SET TASK: Lines holding the string "toán" are the ones to copy; find them all in the data.

— begin DATA SUPPLIED —

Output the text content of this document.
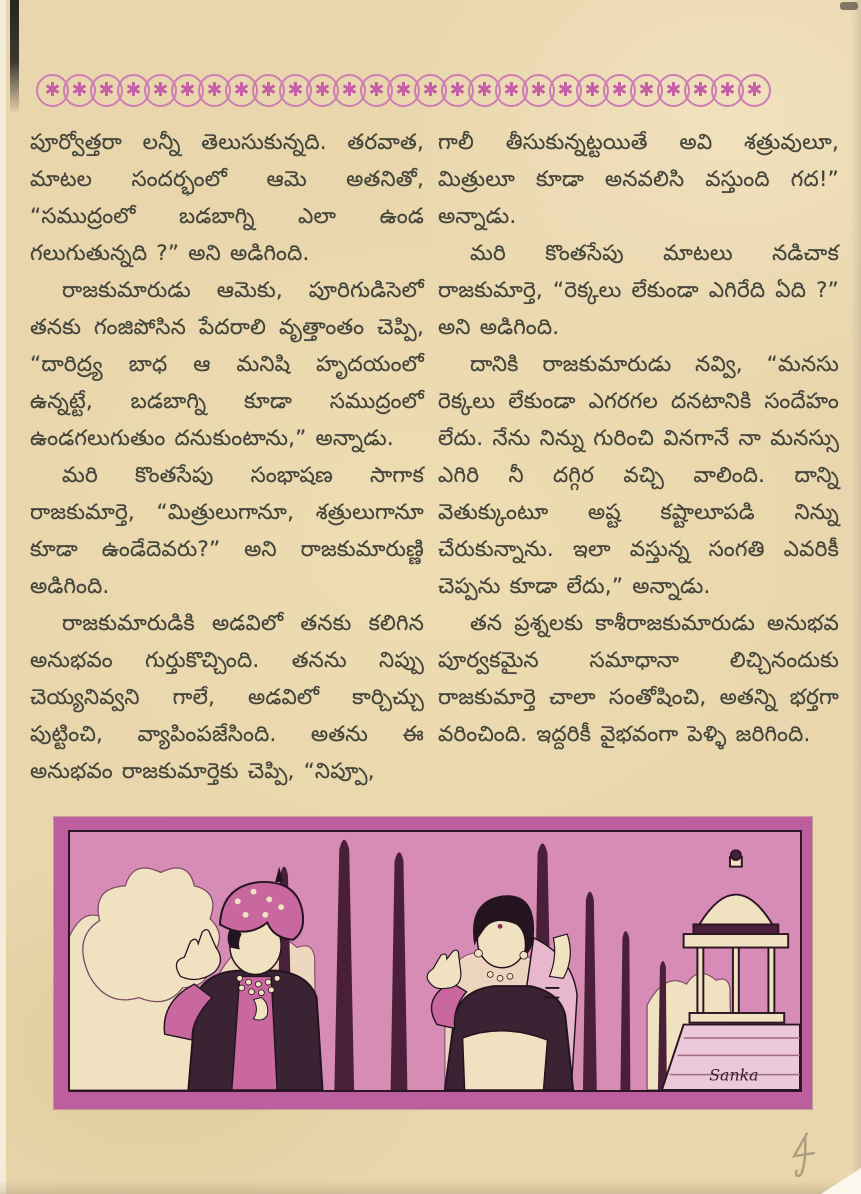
✱ ✱ ✱ ✱ ✱ ✱ ✱ ✱ ✱ ✱ ✱ ✱ ✱ ✱ ✱ ✱ ✱ ✱ ✱ ✱ ✱ ✱ ✱ ✱ ✱ ✱ ✱

పూర్వోత్తరా లన్నీ తెలుసుకున్నది. తరవాత, మాటల సందర్భంలో ఆమె అతనితో, “సముద్రంలో బడబాగ్ని ఎలా ఉండ గలుగుతున్నది ?” అని అడిగింది.

రాజకుమారుడు ఆమెకు, పూరిగుడిసెలో తనకు గంజిపోసిన పేదరాలి వృత్తాంతం చెప్పి, “దారిద్ర్య బాధ ఆ మనిషి హృదయంలో ఉన్నట్టే, బడబాగ్ని కూడా సముద్రంలో ఉండగలుగుతుం దనుకుంటాను,” అన్నాడు.

మరి కొంతసేపు సంభాషణ సాగాక రాజకుమార్తె, “మిత్రులుగానూ, శత్రులుగానూ కూడా ఉండేదెవరు?” అని రాజకుమారుణ్ణి అడిగింది.

రాజకుమారుడికి అడవిలో తనకు కలిగిన అనుభవం గుర్తుకొచ్చింది. తనను నిప్పు చెయ్యనివ్వని గాలే, అడవిలో కార్చిచ్చు పుట్టించి, వ్యాపింపజేసింది. అతను ఈ అనుభవం రాజకుమార్తెకు చెప్పి, “నిప్పూ,

గాలీ తీసుకున్నట్టయితే అవి శత్రువులూ, మిత్రులూ కూడా అనవలిసి వస్తుంది గద!” అన్నాడు.

మరి కొంతసేపు మాటలు నడిచాక రాజకుమార్తె, “రెక్కలు లేకుండా ఎగిరేది ఏది ?” అని అడిగింది.

దానికి రాజకుమారుడు నవ్వి, “మనసు రెక్కలు లేకుండా ఎగరగల దనటానికి సందేహం లేదు. నేను నిన్ను గురించి వినగానే నా మనస్సు ఎగిరి నీ దగ్గిర వచ్చి వాలింది. దాన్ని వెతుక్కుంటూ అష్ట కష్టాలూపడి నిన్ను చేరుకున్నాను. ఇలా వస్తున్న సంగతి ఎవరికీ చెప్పను కూడా లేదు,” అన్నాడు.

తన ప్రశ్నలకు కాశీరాజకుమారుడు అనుభవ పూర్వకమైన సమాధానా లిచ్చినందుకు రాజకుమార్తె చాలా సంతోషించి, అతన్ని భర్తగా వరించింది. ఇద్దరికీ వైభవంగా పెళ్ళి జరిగింది.

Sanka
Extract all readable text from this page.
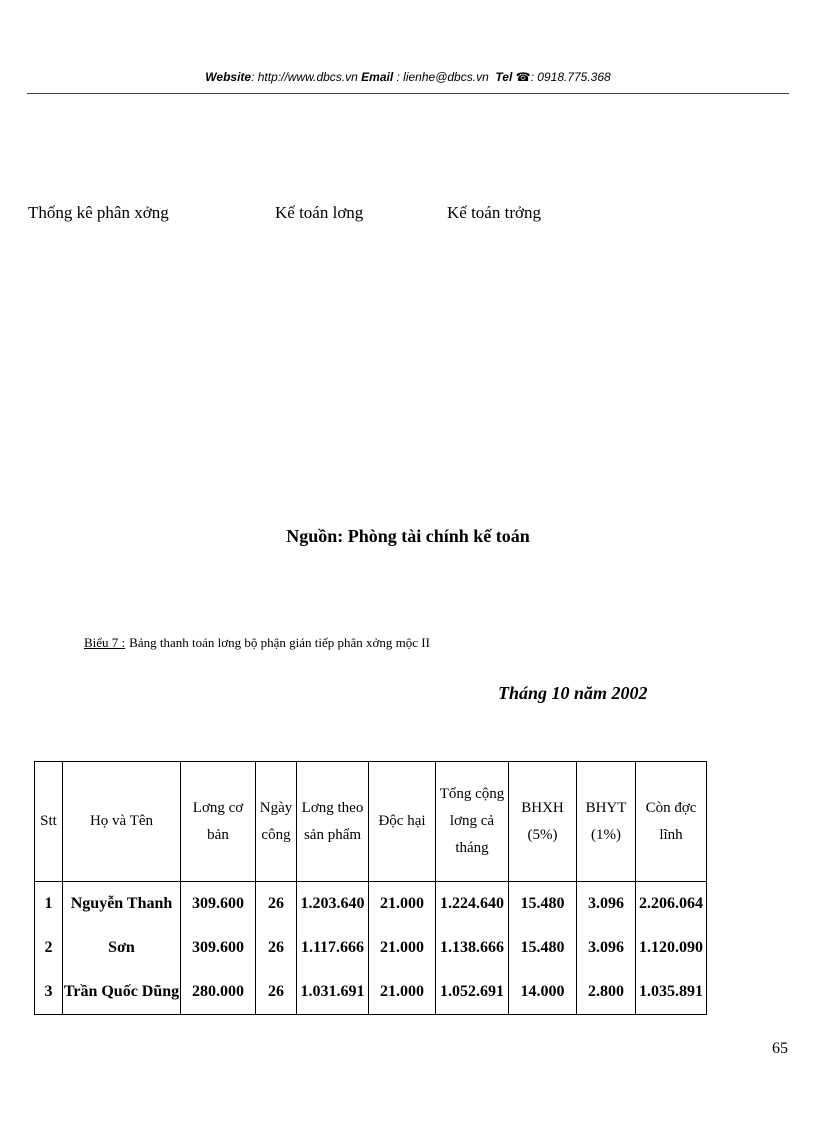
Website: http://www.dbcs.vn Email : lienhe@dbcs.vn Tel ☎: 0918.775.368
Thống kê phân xởng	Kế toán lơng	Kế toán trởng
Nguồn: Phòng tài chính kế toán
Biểu 7 : Bảng thanh toán lơng bộ phận gián tiếp phân xởng mộc II
Tháng 10 năm 2002
Stt	Họ và Tên	Lơng cơ bản	Ngày công	Lơng theo sản phẩm	Độc hại	Tổng cộng lơng cả tháng	BHXH (5%)	BHYT (1%)	Còn đợc lĩnh
1	Nguyễn Thanh	309.600	26	1.203.640	21.000	1.224.640	15.480	3.096	2.206.064
2	Sơn	309.600	26	1.117.666	21.000	1.138.666	15.480	3.096	1.120.090
3	Trần Quốc Dũng	280.000	26	1.031.691	21.000	1.052.691	14.000	2.800	1.035.891
65
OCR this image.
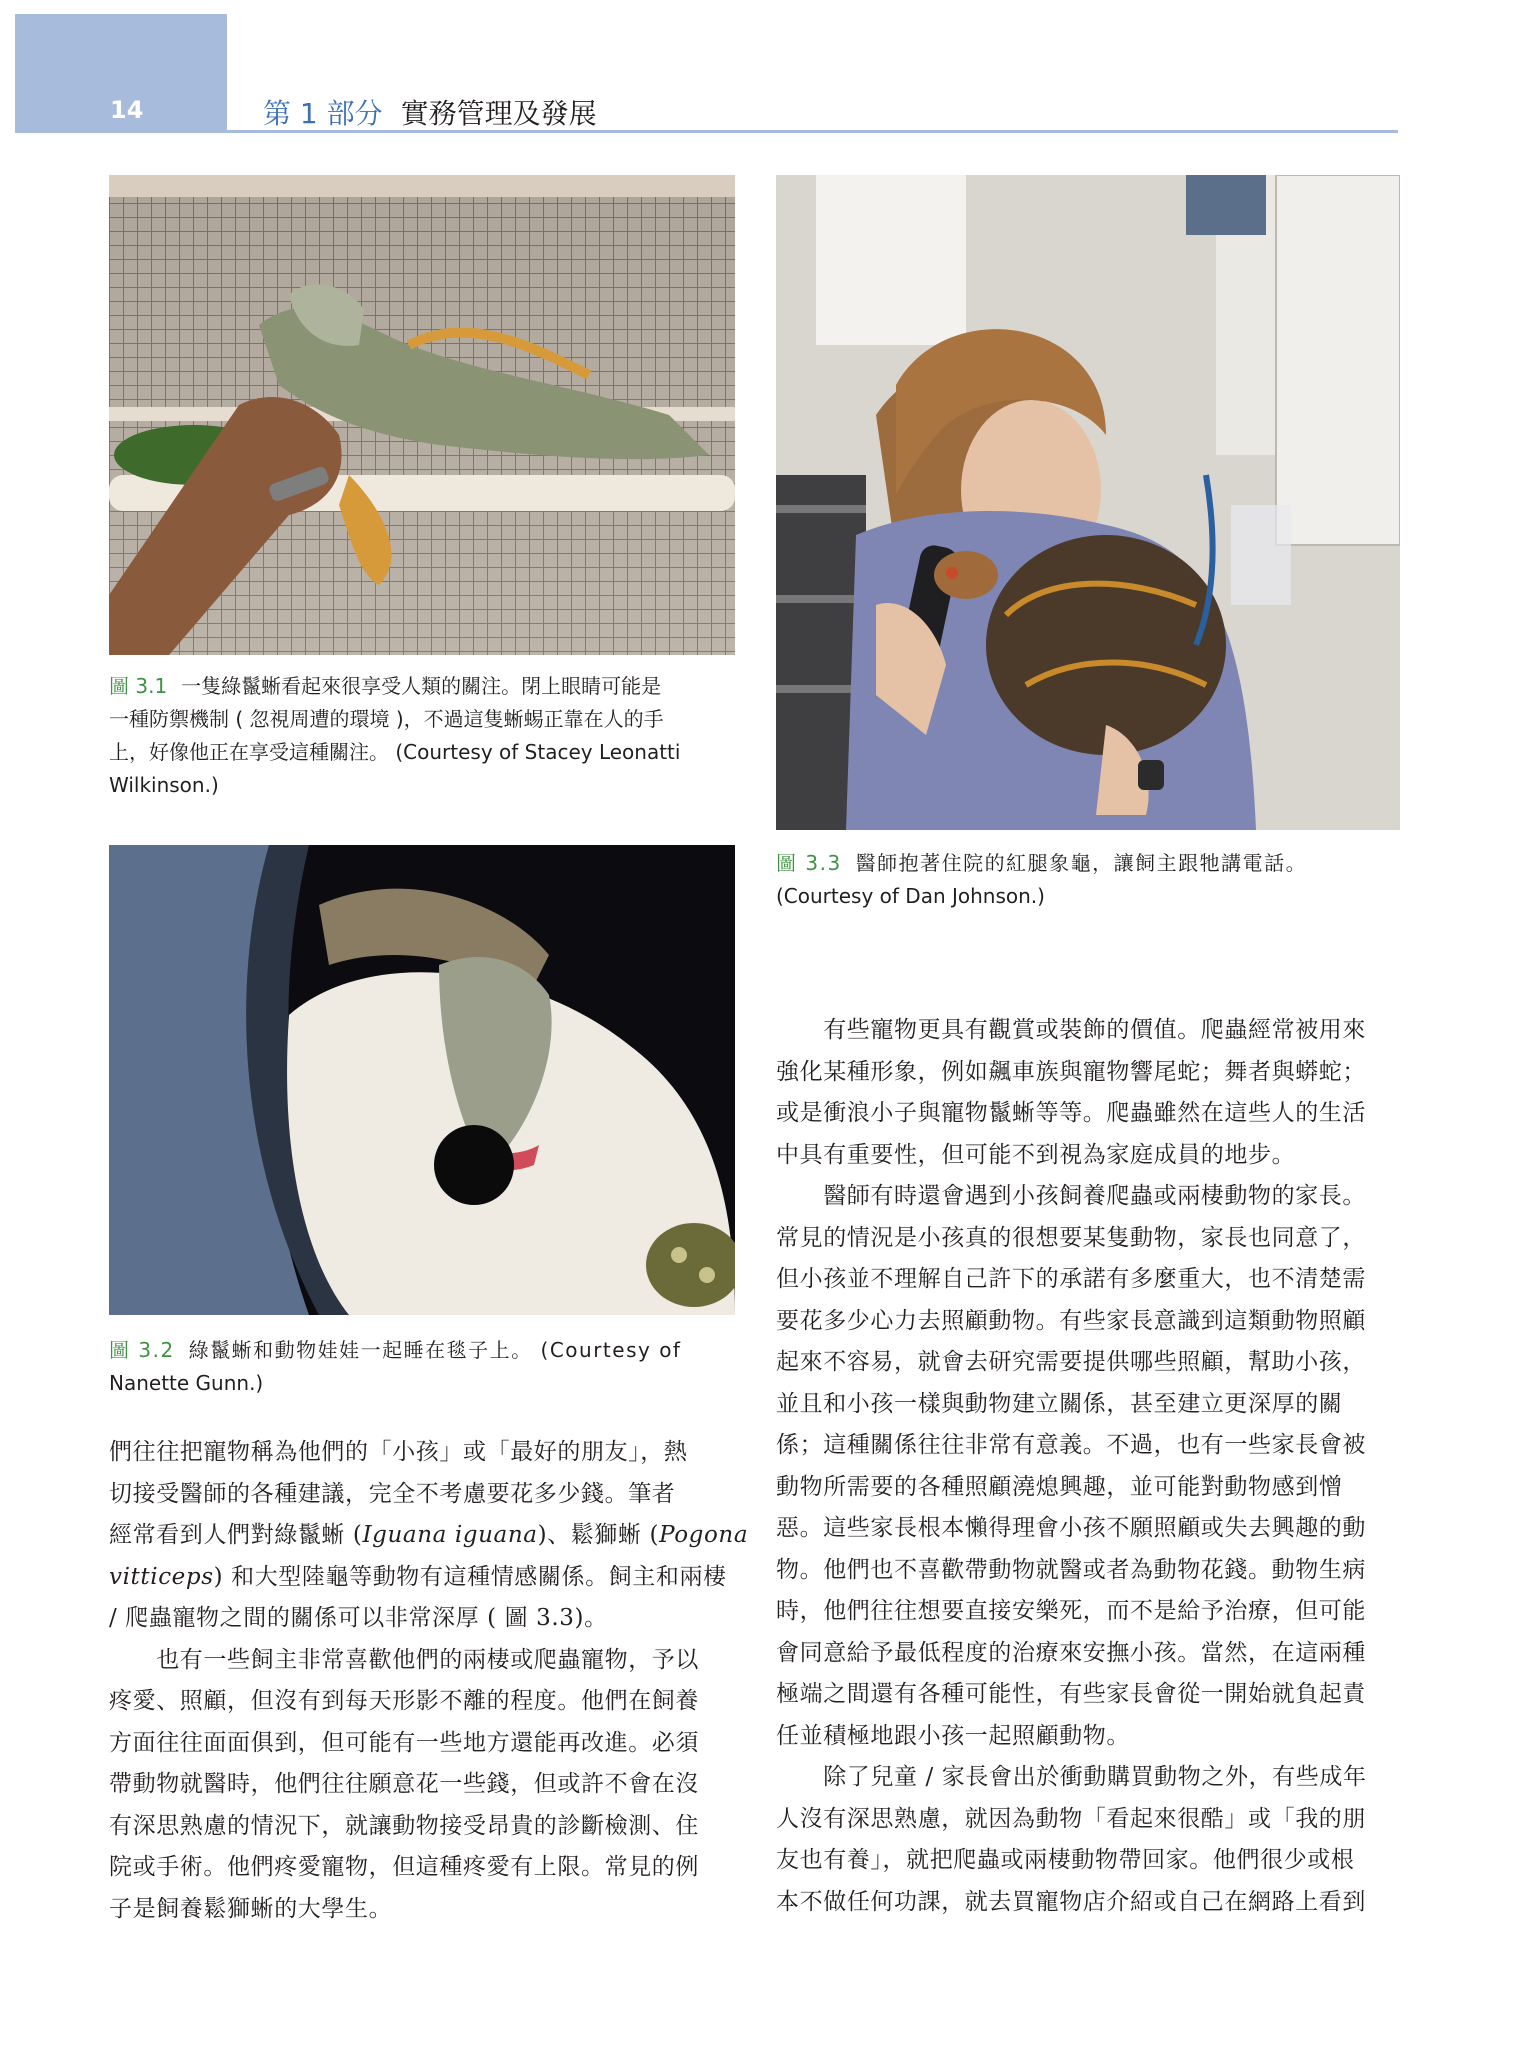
14	第 1 部分 實務管理及發展
圖 3.1 一隻綠鬣蜥看起來很享受人類的關注。閉上眼睛可能是
一種防禦機制 ( 忽視周遭的環境 )，不過這隻蜥蜴正靠在人的手
上，好像他正在享受這種關注。 (Courtesy of Stacey Leonatti
Wilkinson.)
圖 3.3 醫師抱著住院的紅腿象龜，讓飼主跟牠講電話。
(Courtesy of Dan Johnson.)
圖 3.2 綠鬣蜥和動物娃娃一起睡在毯子上。 (Courtesy of
Nanette Gunn.)
們往往把寵物稱為他們的「小孩」或「最好的朋友」，熱
切接受醫師的各種建議，完全不考慮要花多少錢。筆者
經常看到人們對綠鬣蜥 (Iguana iguana)、鬆獅蜥 (Pogona
vitticeps) 和大型陸龜等動物有這種情感關係。飼主和兩棲
/ 爬蟲寵物之間的關係可以非常深厚 ( 圖 3.3)。
　　也有一些飼主非常喜歡他們的兩棲或爬蟲寵物，予以
疼愛、照顧，但沒有到每天形影不離的程度。他們在飼養
方面往往面面俱到，但可能有一些地方還能再改進。必須
帶動物就醫時，他們往往願意花一些錢，但或許不會在沒
有深思熟慮的情況下，就讓動物接受昂貴的診斷檢測、住
院或手術。他們疼愛寵物，但這種疼愛有上限。常見的例
子是飼養鬆獅蜥的大學生。
　　有些寵物更具有觀賞或裝飾的價值。爬蟲經常被用來
強化某種形象，例如飆車族與寵物響尾蛇；舞者與蟒蛇；
或是衝浪小子與寵物鬣蜥等等。爬蟲雖然在這些人的生活
中具有重要性，但可能不到視為家庭成員的地步。
　　醫師有時還會遇到小孩飼養爬蟲或兩棲動物的家長。
常見的情況是小孩真的很想要某隻動物，家長也同意了，
但小孩並不理解自己許下的承諾有多麼重大，也不清楚需
要花多少心力去照顧動物。有些家長意識到這類動物照顧
起來不容易，就會去研究需要提供哪些照顧，幫助小孩，
並且和小孩一樣與動物建立關係，甚至建立更深厚的關
係；這種關係往往非常有意義。不過，也有一些家長會被
動物所需要的各種照顧澆熄興趣，並可能對動物感到憎
惡。這些家長根本懶得理會小孩不願照顧或失去興趣的動
物。他們也不喜歡帶動物就醫或者為動物花錢。動物生病
時，他們往往想要直接安樂死，而不是給予治療，但可能
會同意給予最低程度的治療來安撫小孩。當然，在這兩種
極端之間還有各種可能性，有些家長會從一開始就負起責
任並積極地跟小孩一起照顧動物。
　　除了兒童 / 家長會出於衝動購買動物之外，有些成年
人沒有深思熟慮，就因為動物「看起來很酷」或「我的朋
友也有養」，就把爬蟲或兩棲動物帶回家。他們很少或根
本不做任何功課，就去買寵物店介紹或自己在網路上看到
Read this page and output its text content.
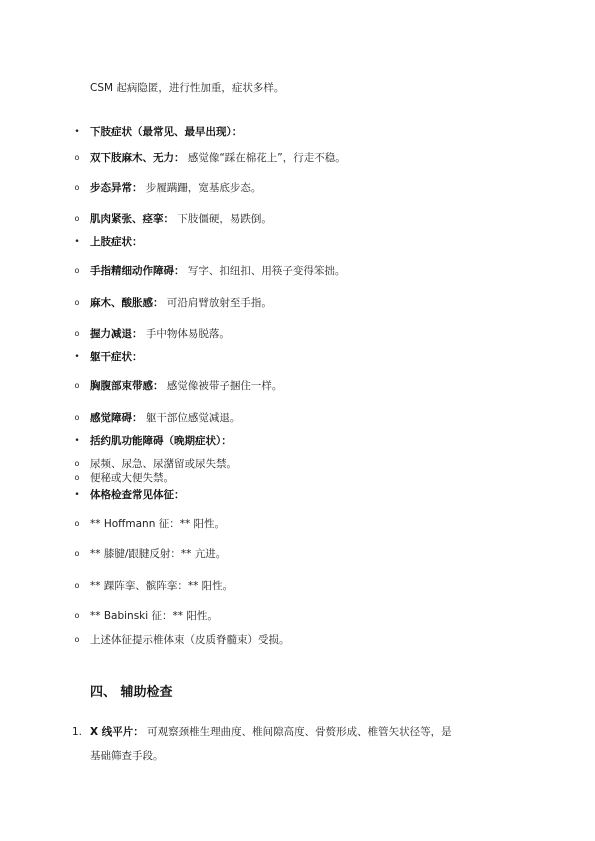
CSM 起病隐匿，进行性加重，症状多样。
• 下肢症状（最常见、最早出现）：
o 双下肢麻木、无力： 感觉像“踩在棉花上”，行走不稳。
o 步态异常： 步履蹒跚，宽基底步态。
o 肌肉紧张、痉挛： 下肢僵硬，易跌倒。
• 上肢症状：
o 手指精细动作障碍： 写字、扣纽扣、用筷子变得笨拙。
o 麻木、酸胀感： 可沿肩臂放射至手指。
o 握力减退： 手中物体易脱落。
• 躯干症状：
o 胸腹部束带感： 感觉像被带子捆住一样。
o 感觉障碍： 躯干部位感觉减退。
• 括约肌功能障碍（晚期症状）：
o 尿频、尿急、尿潴留或尿失禁。
o 便秘或大便失禁。
• 体格检查常见体征：
o ** Hoffmann 征：** 阳性。
o ** 膝腱/跟腱反射：** 亢进。
o ** 踝阵挛、髌阵挛：** 阳性。
o ** Babinski 征：** 阳性。
o 上述体征提示椎体束（皮质脊髓束）受损。
四、 辅助检查
1. X 线平片： 可观察颈椎生理曲度、椎间隙高度、骨赘形成、椎管矢状径等，是
基础筛查手段。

— end DATA SUPPLIED —

REPLY TO THE EXERCISE:
Thống kê phân xởng	Kế toán lơng	Kế toán trởng
Nguồn: Phòng tài chính kế toán
Biểu 7 : Bảng thanh toán lơng bộ phận gián tiếp phân xởng mộc II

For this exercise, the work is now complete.